▶ **INSTRUCTION**: Pictures aside, quote the whole listing exactly.
════════════════════
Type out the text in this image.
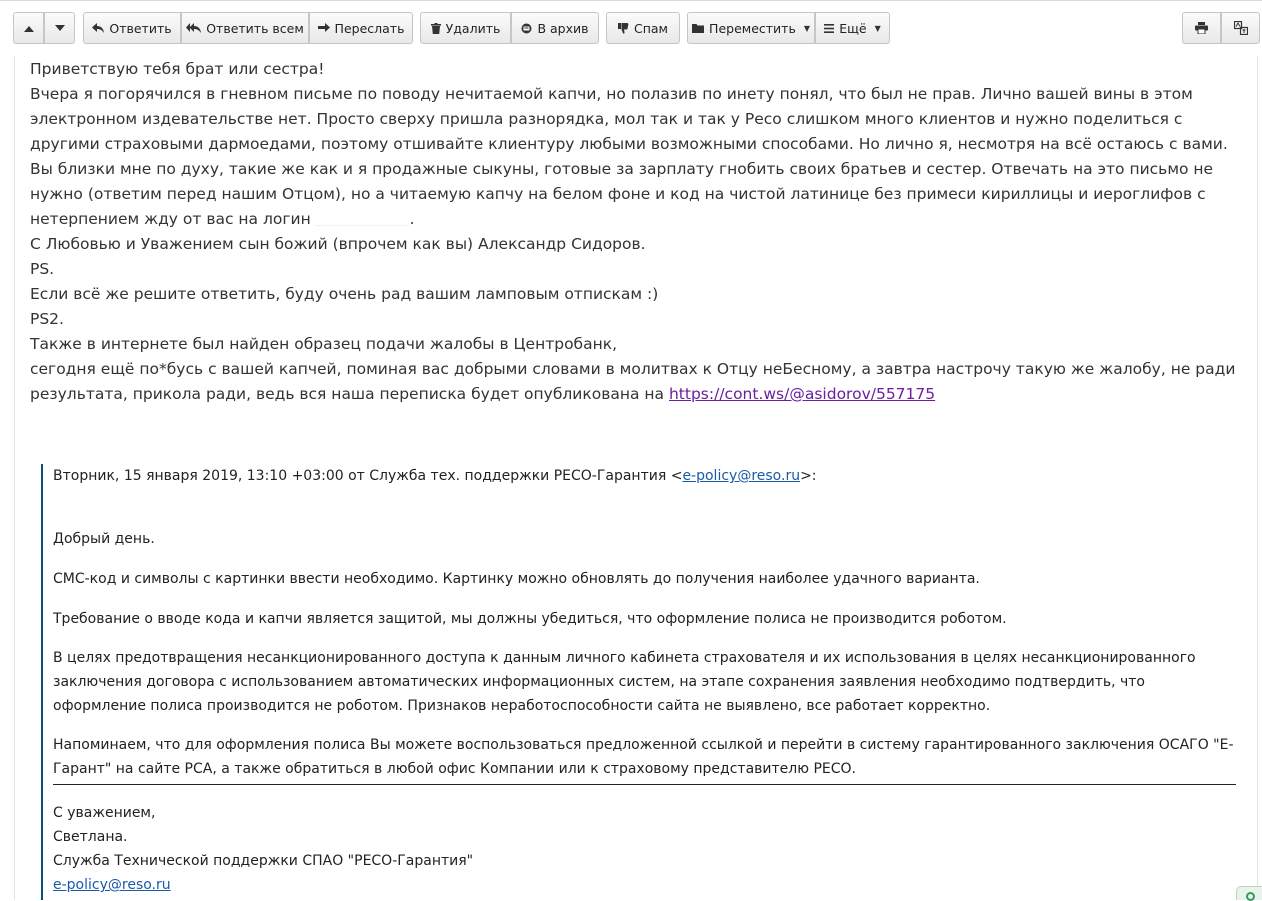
Ответить	Ответить всем Переслать	Удалить	В архив	Спам	Переместить ▼ Ещё ▼

Приветствую тебя брат или сестра!

Вчера я погорячился в гневном письме по поводу нечитаемой капчи, но полазив по инету понял, что был не прав. Лично вашей вины в этом электронном издевательстве нет. Просто сверху пришла разнорядка, мол так и так у Ресо слишком много клиентов и нужно поделиться с другими страховыми дармоедами, поэтому отшивайте клиентуру любыми возможными способами. Но лично я, несмотря на всё остаюсь с вами. Вы близки мне по духу, такие же как и я продажные сыкуны, готовые за зарплату гнобить своих братьев и сестер. Отвечать на это письмо не нужно (ответим перед нашим Отцом), но а читаемую капчу на белом фоне и код на чистой латинице без примеси кириллицы и иероглифов с нетерпением жду от вас на логин	.

С Любовью и Уважением сын божий (впрочем как вы) Александр Сидоров.

PS.

Если всё же решите ответить, буду очень рад вашим ламповым отпискам :)

PS2.

Также в интернете был найден образец подачи жалобы в Центробанк,

сегодня ещё по*бусь с вашей капчей, поминая вас добрыми словами в молитвах к Отцу неБесному, а завтра настрочу такую же жалобу, не ради результата, прикола ради, ведь вся наша переписка будет опубликована на https://cont.ws/@asidorov/557175

Вторник, 15 января 2019, 13:10 +03:00 от Служба тех. поддержки РЕСО-Гарантия <e-policy@reso.ru>:

Добрый день.

СМС-код и символы с картинки ввести необходимо. Картинку можно обновлять до получения наиболее удачного варианта.

Требование о вводе кода и капчи является защитой, мы должны убедиться, что оформление полиса не производится роботом.

В целях предотвращения несанкционированного доступа к данным личного кабинета страхователя и их использования в целях несанкционированного заключения договора с использованием автоматических информационных систем, на этапе сохранения заявления необходимо подтвердить, что оформление полиса производится не роботом. Признаков неработоспособности сайта не выявлено, все работает корректно.

Напоминаем, что для оформления полиса Вы можете воспользоваться предложенной ссылкой и перейти в систему гарантированного заключения ОСАГО "Е-Гарант" на сайте РСА, а также обратиться в любой офис Компании или к страховому представителю РЕСО.

С уважением,
Светлана.
Служба Технической поддержки СПАО "РЕСО-Гарантия"
e-policy@reso.ru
════════════════════
▶ **RESULT**:
Type out the text in this image.
Ответить	Ответить всем Переслать	Удалить	В архив	Спам	Переместить ▼ Ещё ▼

Приветствую тебя брат или сестра!

Вчера я погорячился в гневном письме по поводу нечитаемой капчи, но полазив по инету понял, что был не прав. Лично вашей вины в этом электронном издевательстве нет. Просто сверху пришла разнорядка, мол так и так у Ресо слишком много клиентов и нужно поделиться с другими страховыми дармоедами, поэтому отшивайте клиентуру любыми возможными способами. Но лично я, несмотря на всё остаюсь с вами. Вы близки мне по духу, такие же как и я продажные сыкуны, готовые за зарплату гнобить своих братьев и сестер. Отвечать на это письмо не нужно (ответим перед нашим Отцом), но а читаемую капчу на белом фоне и код на чистой латинице без примеси кириллицы и иероглифов с нетерпением жду от вас на логин	.

С Любовью и Уважением сын божий (впрочем как вы) Александр Сидоров.

PS.

Если всё же решите ответить, буду очень рад вашим ламповым отпискам :)

PS2.

Также в интернете был найден образец подачи жалобы в Центробанк,

сегодня ещё по*бусь с вашей капчей, поминая вас добрыми словами в молитвах к Отцу неБесному, а завтра настрочу такую же жалобу, не ради результата, прикола ради, ведь вся наша переписка будет опубликована на https://cont.ws/@asidorov/557175

Вторник, 15 января 2019, 13:10 +03:00 от Служба тех. поддержки РЕСО-Гарантия <e-policy@reso.ru>:

Добрый день.

СМС-код и символы с картинки ввести необходимо. Картинку можно обновлять до получения наиболее удачного варианта.

Требование о вводе кода и капчи является защитой, мы должны убедиться, что оформление полиса не производится роботом.

В целях предотвращения несанкционированного доступа к данным личного кабинета страхователя и их использования в целях несанкционированного заключения договора с использованием автоматических информационных систем, на этапе сохранения заявления необходимо подтвердить, что оформление полиса производится не роботом. Признаков неработоспособности сайта не выявлено, все работает корректно.

Напоминаем, что для оформления полиса Вы можете воспользоваться предложенной ссылкой и перейти в систему гарантированного заключения ОСАГО "Е-Гарант" на сайте РСА, а также обратиться в любой офис Компании или к страховому представителю РЕСО.

С уважением,
Светлана.
Служба Технической поддержки СПАО "РЕСО-Гарантия"
e-policy@reso.ru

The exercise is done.